[start of Source records]
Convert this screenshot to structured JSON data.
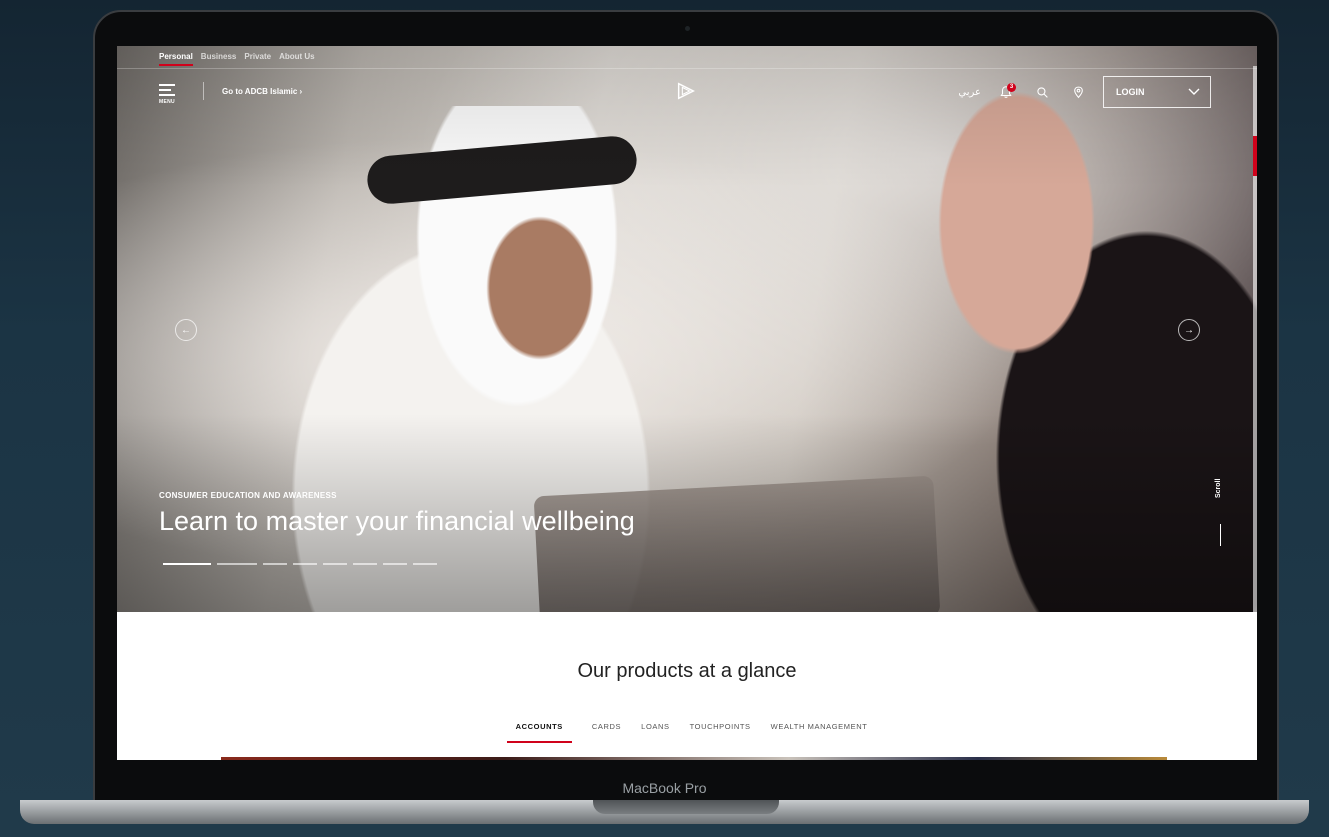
{
  "device": {
    "label": "MacBook Pro"
  },
  "topnav": {
    "items": [
      "Personal",
      "Business",
      "Private",
      "About Us"
    ],
    "active": "Personal"
  },
  "header": {
    "menu_label": "MENU",
    "goto_label": "Go to  ADCB Islamic  ›",
    "arabic_label": "عربي",
    "notification_count": "3",
    "login_label": "LOGIN"
  },
  "hero": {
    "eyebrow": "CONSUMER EDUCATION AND AWARENESS",
    "title": "Learn to master your financial wellbeing",
    "prev": "←",
    "next": "→",
    "scroll_label": "Scroll",
    "slide_count": 8,
    "active_slide": 1
  },
  "products": {
    "title": "Our products at a glance",
    "tabs": [
      "ACCOUNTS",
      "CARDS",
      "LOANS",
      "TOUCHPOINTS",
      "WEALTH MANAGEMENT"
    ],
    "active_tab": "ACCOUNTS"
  },
  "colors": {
    "accent": "#d0021b",
    "background": "#1b3444"
  }
}
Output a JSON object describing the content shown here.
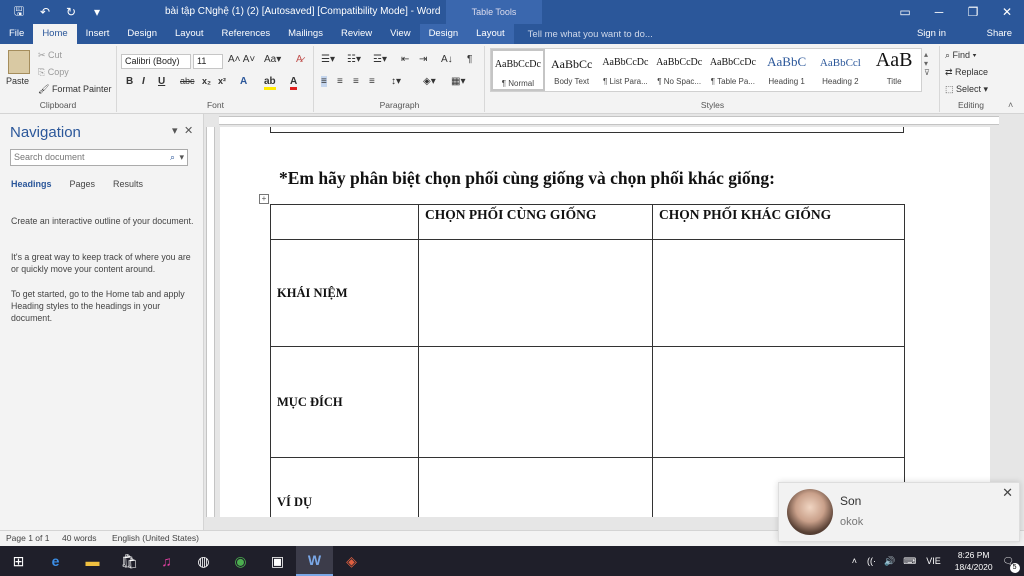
[end of Source records]
(What you have to do): From the data above, copy each line that holds "JSON".

(Result below):
Convert this screenshot to structured JSON data.
Output a JSON object describing the content shown here.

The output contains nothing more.